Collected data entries
______________________________
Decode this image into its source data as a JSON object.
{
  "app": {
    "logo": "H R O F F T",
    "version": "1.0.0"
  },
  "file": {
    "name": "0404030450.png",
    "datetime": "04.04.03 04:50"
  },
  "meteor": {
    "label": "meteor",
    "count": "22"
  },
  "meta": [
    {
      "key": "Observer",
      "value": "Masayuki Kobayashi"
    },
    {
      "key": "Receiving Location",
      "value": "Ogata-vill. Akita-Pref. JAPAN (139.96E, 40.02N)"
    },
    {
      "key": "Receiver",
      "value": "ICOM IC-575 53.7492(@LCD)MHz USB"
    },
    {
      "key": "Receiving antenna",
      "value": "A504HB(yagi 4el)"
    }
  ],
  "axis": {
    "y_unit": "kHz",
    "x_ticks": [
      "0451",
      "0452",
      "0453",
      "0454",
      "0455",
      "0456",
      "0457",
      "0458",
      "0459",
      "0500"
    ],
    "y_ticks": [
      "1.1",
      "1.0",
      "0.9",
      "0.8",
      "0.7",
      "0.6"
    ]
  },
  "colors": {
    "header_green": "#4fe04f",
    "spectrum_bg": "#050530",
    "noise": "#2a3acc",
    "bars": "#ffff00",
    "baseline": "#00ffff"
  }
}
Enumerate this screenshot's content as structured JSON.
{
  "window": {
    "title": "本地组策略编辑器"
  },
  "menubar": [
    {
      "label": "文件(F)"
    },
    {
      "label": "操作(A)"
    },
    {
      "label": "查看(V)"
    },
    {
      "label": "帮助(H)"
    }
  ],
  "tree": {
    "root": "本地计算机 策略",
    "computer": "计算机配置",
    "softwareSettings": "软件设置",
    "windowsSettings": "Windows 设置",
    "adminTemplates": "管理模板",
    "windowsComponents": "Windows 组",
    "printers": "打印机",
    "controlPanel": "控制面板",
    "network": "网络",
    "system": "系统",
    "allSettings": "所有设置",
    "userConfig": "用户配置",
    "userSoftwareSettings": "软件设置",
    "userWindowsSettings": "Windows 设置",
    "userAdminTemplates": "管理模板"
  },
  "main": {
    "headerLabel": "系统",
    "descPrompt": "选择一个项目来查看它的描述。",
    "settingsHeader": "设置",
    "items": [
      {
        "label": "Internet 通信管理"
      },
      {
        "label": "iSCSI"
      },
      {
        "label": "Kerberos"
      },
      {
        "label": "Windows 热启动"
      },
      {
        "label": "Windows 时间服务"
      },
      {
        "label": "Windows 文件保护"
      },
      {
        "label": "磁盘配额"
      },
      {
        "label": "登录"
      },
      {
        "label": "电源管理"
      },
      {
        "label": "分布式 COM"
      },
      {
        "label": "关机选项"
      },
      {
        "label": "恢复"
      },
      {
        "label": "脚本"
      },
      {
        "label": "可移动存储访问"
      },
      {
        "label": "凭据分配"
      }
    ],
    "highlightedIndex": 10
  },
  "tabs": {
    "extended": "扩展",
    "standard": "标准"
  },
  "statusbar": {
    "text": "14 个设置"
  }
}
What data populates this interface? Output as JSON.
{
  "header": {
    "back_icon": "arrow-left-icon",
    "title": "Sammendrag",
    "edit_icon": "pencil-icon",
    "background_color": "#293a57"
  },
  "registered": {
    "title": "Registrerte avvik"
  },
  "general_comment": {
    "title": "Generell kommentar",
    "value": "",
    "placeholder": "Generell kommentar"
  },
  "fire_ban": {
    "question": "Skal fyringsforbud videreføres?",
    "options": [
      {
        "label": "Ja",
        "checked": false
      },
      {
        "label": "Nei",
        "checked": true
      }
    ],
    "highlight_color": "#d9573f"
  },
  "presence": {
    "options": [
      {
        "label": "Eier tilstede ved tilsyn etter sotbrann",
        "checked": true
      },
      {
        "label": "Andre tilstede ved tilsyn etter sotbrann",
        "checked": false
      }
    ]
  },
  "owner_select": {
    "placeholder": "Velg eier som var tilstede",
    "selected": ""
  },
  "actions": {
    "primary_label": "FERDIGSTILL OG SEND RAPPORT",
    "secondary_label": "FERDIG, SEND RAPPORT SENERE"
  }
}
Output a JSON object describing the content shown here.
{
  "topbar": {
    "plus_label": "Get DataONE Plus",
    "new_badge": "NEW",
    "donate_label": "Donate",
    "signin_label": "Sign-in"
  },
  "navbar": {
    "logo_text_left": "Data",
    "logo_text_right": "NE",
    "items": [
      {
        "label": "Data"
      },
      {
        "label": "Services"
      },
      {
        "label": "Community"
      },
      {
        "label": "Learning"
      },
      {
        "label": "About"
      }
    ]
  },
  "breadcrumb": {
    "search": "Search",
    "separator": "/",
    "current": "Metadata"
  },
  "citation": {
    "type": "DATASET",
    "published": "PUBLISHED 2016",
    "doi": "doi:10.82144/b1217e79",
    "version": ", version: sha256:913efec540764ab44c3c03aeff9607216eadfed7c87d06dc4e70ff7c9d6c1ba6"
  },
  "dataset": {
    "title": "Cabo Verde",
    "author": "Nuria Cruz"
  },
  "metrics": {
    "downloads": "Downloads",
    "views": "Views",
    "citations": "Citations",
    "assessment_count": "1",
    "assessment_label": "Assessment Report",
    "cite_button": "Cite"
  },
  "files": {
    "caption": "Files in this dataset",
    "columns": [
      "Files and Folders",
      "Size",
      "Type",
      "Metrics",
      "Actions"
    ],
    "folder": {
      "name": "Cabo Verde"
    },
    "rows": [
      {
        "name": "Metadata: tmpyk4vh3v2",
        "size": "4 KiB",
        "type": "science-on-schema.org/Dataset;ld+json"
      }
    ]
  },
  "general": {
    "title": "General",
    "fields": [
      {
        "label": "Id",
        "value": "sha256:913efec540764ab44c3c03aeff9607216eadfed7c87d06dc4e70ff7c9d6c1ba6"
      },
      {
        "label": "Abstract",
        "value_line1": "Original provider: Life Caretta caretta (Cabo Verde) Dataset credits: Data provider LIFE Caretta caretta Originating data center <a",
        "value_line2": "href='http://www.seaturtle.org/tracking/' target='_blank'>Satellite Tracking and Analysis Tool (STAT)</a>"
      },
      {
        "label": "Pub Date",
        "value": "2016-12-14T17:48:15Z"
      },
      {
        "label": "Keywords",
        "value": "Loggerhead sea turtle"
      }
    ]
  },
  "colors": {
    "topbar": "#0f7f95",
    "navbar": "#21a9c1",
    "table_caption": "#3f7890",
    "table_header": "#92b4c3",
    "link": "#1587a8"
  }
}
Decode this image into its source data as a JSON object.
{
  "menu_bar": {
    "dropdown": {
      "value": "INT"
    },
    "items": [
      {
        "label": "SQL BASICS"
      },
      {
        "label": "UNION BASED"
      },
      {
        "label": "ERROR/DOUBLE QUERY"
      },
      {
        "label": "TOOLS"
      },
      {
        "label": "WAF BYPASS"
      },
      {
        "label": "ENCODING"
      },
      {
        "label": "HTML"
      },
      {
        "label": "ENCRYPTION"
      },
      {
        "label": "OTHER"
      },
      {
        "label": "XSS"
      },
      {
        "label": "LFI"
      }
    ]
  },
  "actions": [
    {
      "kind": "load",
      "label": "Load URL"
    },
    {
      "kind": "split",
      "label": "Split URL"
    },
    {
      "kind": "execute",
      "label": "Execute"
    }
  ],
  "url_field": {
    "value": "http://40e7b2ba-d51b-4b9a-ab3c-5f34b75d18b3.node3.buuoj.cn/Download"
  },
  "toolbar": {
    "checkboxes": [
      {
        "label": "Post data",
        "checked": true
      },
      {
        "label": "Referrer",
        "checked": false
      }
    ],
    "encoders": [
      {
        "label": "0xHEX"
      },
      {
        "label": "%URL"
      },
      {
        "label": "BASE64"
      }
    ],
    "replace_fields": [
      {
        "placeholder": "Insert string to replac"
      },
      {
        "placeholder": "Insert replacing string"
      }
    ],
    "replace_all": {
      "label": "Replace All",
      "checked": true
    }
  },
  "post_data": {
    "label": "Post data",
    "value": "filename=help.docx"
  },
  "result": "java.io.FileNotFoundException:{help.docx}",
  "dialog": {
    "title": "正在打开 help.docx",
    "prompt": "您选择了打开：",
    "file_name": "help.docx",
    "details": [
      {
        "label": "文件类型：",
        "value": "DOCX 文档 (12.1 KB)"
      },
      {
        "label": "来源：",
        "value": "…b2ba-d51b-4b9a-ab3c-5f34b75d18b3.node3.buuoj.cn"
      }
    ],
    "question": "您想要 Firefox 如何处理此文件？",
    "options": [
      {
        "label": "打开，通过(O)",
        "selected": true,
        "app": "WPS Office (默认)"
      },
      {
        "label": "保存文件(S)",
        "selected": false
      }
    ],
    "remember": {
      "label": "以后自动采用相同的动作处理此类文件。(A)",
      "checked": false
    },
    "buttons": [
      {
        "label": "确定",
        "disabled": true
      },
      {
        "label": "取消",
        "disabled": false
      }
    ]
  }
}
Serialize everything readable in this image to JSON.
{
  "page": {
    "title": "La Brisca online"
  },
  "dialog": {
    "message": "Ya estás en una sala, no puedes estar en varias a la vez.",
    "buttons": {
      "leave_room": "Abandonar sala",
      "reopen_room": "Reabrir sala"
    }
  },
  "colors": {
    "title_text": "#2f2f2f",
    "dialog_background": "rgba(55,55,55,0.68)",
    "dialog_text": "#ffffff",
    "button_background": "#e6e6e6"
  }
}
______________________________
= WHAT IS NEEDED =
Restate the final lines of the listing above word for word, beginning at the line that contains "Serialize everything readable".

= WRITTEN RESPONSE =
Serialize everything readable in this image to JSON.
{
  "page": {
    "title": "La Brisca online"
  },
  "dialog": {
    "message": "Ya estás en una sala, no puedes estar en varias a la vez.",
    "buttons": {
      "leave_room": "Abandonar sala",
      "reopen_room": "Reabrir sala"
    }
  },
  "colors": {
    "title_text": "#2f2f2f",
    "dialog_background": "rgba(55,55,55,0.68)",
    "dialog_text": "#ffffff",
    "button_background": "#e6e6e6"
  }
}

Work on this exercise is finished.